■ EXERCISE BRIEF
Keep only the lines of the listing that include the word "Медыни", and copy them.

[Dataset records]
■ ■ ■ ■ ■ ■ ■
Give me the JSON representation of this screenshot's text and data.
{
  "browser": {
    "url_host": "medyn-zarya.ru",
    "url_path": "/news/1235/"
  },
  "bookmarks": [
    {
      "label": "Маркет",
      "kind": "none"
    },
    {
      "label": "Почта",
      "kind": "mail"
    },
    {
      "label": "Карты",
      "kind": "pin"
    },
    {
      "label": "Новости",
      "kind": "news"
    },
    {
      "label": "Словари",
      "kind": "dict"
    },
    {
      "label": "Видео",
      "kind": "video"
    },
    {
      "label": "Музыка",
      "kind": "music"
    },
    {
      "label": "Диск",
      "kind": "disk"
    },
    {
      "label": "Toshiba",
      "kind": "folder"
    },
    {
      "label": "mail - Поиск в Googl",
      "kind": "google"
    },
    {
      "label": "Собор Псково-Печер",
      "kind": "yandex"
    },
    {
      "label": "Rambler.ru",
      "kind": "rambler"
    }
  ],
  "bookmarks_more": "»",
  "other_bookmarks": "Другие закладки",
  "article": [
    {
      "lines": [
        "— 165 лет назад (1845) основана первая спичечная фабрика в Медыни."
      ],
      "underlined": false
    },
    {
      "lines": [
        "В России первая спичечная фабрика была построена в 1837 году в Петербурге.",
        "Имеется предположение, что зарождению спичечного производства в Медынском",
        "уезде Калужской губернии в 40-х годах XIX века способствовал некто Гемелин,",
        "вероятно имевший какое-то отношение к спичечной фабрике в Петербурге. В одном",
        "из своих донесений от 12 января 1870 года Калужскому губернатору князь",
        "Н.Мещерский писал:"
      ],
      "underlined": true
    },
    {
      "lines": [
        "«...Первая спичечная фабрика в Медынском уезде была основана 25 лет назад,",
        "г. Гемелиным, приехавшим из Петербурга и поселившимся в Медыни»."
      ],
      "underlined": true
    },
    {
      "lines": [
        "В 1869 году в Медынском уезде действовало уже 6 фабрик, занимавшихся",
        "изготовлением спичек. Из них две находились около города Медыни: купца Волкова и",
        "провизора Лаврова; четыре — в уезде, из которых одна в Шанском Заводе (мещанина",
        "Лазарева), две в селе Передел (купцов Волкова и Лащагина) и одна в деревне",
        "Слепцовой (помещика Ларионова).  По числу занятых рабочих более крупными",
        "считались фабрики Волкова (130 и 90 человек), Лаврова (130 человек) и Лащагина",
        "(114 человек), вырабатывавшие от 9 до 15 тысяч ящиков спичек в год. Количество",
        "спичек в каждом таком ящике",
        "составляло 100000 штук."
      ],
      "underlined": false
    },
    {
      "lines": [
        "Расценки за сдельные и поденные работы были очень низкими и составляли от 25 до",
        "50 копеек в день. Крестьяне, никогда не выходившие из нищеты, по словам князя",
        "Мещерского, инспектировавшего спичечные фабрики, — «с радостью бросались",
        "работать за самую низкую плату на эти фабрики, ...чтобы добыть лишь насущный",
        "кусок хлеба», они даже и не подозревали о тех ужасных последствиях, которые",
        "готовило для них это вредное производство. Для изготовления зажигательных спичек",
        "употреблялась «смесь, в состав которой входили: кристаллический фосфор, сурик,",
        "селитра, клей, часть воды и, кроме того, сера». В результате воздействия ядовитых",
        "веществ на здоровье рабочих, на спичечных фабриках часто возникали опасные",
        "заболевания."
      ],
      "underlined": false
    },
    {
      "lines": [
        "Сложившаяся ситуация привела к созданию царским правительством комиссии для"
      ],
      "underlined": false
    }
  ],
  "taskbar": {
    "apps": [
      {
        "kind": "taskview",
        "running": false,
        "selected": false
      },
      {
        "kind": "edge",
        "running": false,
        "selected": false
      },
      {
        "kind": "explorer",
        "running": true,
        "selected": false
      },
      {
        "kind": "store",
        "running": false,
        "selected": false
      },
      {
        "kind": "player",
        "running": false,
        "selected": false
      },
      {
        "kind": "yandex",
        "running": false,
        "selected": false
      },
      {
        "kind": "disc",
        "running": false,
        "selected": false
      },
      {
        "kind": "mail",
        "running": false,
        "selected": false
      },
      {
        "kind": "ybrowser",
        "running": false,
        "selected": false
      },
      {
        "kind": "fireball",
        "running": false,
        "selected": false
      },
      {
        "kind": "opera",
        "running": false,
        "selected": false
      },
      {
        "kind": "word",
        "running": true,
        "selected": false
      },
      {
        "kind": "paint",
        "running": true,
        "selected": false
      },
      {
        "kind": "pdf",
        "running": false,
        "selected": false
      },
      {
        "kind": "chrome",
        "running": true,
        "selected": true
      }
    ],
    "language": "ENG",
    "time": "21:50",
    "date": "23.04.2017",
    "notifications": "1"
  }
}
■ ■ ■ ■ ■ ■ ■
■ FULL RESPONSE
        "— 165 лет назад (1845) основана первая спичечная фабрика в Медыни."
        "г. Гемелиным, приехавшим из Петербурга и поселившимся в Медыни»."
        "изготовлением спичек. Из них две находились около города Медыни: купца Волкова и",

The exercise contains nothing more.